■ Directions: Write out each line exactly as given. Leave the pictures out of your copy.

— Start Records to process —

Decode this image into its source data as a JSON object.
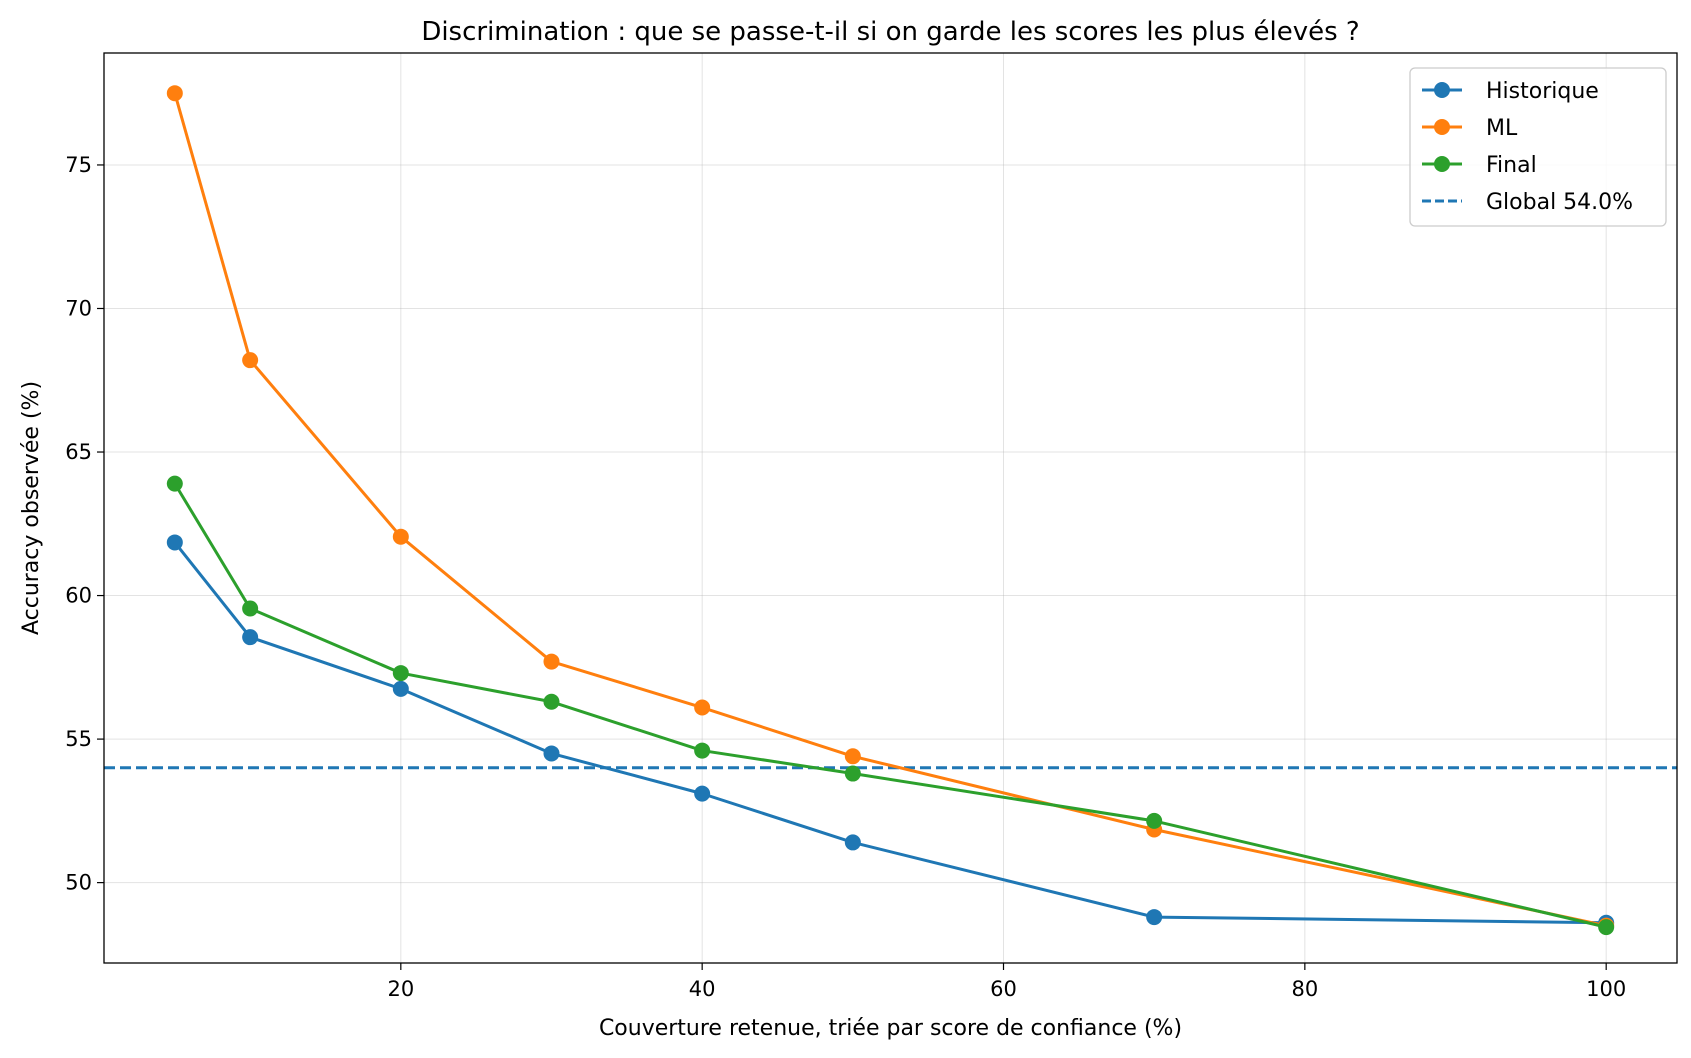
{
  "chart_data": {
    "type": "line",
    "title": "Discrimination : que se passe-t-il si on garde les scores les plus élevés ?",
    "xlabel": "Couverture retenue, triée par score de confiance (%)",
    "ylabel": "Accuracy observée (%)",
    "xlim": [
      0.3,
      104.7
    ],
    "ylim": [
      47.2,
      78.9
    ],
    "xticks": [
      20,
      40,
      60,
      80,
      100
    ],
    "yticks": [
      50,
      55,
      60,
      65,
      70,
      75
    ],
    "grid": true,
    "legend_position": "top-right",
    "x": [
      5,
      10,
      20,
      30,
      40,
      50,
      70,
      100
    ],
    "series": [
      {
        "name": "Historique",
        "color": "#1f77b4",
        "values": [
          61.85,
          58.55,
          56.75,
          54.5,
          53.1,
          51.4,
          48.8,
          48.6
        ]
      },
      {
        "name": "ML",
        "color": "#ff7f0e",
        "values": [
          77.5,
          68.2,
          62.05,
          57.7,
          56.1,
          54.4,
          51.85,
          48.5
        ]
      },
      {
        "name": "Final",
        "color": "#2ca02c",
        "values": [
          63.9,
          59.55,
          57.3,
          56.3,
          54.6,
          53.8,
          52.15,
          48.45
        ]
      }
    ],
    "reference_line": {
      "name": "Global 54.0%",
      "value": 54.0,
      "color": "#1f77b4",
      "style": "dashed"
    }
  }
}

— End Records to process —

■ Solution for this task:
Decode this image into its source data as a JSON object.
{
  "chart_data": {
    "type": "line",
    "title": "Discrimination : que se passe-t-il si on garde les scores les plus élevés ?",
    "xlabel": "Couverture retenue, triée par score de confiance (%)",
    "ylabel": "Accuracy observée (%)",
    "xlim": [
      0.3,
      104.7
    ],
    "ylim": [
      47.2,
      78.9
    ],
    "xticks": [
      20,
      40,
      60,
      80,
      100
    ],
    "yticks": [
      50,
      55,
      60,
      65,
      70,
      75
    ],
    "grid": true,
    "legend_position": "top-right",
    "x": [
      5,
      10,
      20,
      30,
      40,
      50,
      70,
      100
    ],
    "series": [
      {
        "name": "Historique",
        "color": "#1f77b4",
        "values": [
          61.85,
          58.55,
          56.75,
          54.5,
          53.1,
          51.4,
          48.8,
          48.6
        ]
      },
      {
        "name": "ML",
        "color": "#ff7f0e",
        "values": [
          77.5,
          68.2,
          62.05,
          57.7,
          56.1,
          54.4,
          51.85,
          48.5
        ]
      },
      {
        "name": "Final",
        "color": "#2ca02c",
        "values": [
          63.9,
          59.55,
          57.3,
          56.3,
          54.6,
          53.8,
          52.15,
          48.45
        ]
      }
    ],
    "reference_line": {
      "name": "Global 54.0%",
      "value": 54.0,
      "color": "#1f77b4",
      "style": "dashed"
    }
  }
}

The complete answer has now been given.